◆ **Exercise prompt**: Print every entry exactly as written.

◆ **The data**:
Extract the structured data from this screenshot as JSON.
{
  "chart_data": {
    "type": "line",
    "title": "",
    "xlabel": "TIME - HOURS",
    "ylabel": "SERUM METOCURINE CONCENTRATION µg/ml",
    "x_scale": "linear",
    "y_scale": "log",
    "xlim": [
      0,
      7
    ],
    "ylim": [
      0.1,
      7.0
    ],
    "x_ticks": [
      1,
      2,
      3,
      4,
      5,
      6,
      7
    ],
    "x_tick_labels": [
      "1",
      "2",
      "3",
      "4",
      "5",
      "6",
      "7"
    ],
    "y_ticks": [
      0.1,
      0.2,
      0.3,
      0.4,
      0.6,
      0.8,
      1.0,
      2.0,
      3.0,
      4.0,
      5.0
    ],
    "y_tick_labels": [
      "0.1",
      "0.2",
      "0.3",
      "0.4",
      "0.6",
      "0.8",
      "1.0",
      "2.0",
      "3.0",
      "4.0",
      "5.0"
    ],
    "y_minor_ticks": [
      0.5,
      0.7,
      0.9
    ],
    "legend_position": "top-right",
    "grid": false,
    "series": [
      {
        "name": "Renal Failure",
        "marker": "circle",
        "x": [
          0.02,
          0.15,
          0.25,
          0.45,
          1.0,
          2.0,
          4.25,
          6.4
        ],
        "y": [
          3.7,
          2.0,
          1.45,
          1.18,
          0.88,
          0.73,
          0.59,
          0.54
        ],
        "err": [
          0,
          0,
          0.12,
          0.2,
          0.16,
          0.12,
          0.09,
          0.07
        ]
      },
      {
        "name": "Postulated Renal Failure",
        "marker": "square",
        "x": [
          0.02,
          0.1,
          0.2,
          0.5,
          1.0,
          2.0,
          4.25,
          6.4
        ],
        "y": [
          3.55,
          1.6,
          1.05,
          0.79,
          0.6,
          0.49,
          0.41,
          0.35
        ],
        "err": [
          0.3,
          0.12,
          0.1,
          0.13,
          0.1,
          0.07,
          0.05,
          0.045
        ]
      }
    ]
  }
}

◆ **Reply to the exercise**:
Extract the structured data from this screenshot as JSON.
{
  "chart_data": {
    "type": "line",
    "title": "",
    "xlabel": "TIME - HOURS",
    "ylabel": "SERUM METOCURINE CONCENTRATION µg/ml",
    "x_scale": "linear",
    "y_scale": "log",
    "xlim": [
      0,
      7
    ],
    "ylim": [
      0.1,
      7.0
    ],
    "x_ticks": [
      1,
      2,
      3,
      4,
      5,
      6,
      7
    ],
    "x_tick_labels": [
      "1",
      "2",
      "3",
      "4",
      "5",
      "6",
      "7"
    ],
    "y_ticks": [
      0.1,
      0.2,
      0.3,
      0.4,
      0.6,
      0.8,
      1.0,
      2.0,
      3.0,
      4.0,
      5.0
    ],
    "y_tick_labels": [
      "0.1",
      "0.2",
      "0.3",
      "0.4",
      "0.6",
      "0.8",
      "1.0",
      "2.0",
      "3.0",
      "4.0",
      "5.0"
    ],
    "y_minor_ticks": [
      0.5,
      0.7,
      0.9
    ],
    "legend_position": "top-right",
    "grid": false,
    "series": [
      {
        "name": "Renal Failure",
        "marker": "circle",
        "x": [
          0.02,
          0.15,
          0.25,
          0.45,
          1.0,
          2.0,
          4.25,
          6.4
        ],
        "y": [
          3.7,
          2.0,
          1.45,
          1.18,
          0.88,
          0.73,
          0.59,
          0.54
        ],
        "err": [
          0,
          0,
          0.12,
          0.2,
          0.16,
          0.12,
          0.09,
          0.07
        ]
      },
      {
        "name": "Postulated Renal Failure",
        "marker": "square",
        "x": [
          0.02,
          0.1,
          0.2,
          0.5,
          1.0,
          2.0,
          4.25,
          6.4
        ],
        "y": [
          3.55,
          1.6,
          1.05,
          0.79,
          0.6,
          0.49,
          0.41,
          0.35
        ],
        "err": [
          0.3,
          0.12,
          0.1,
          0.13,
          0.1,
          0.07,
          0.05,
          0.045
        ]
      }
    ]
  }
}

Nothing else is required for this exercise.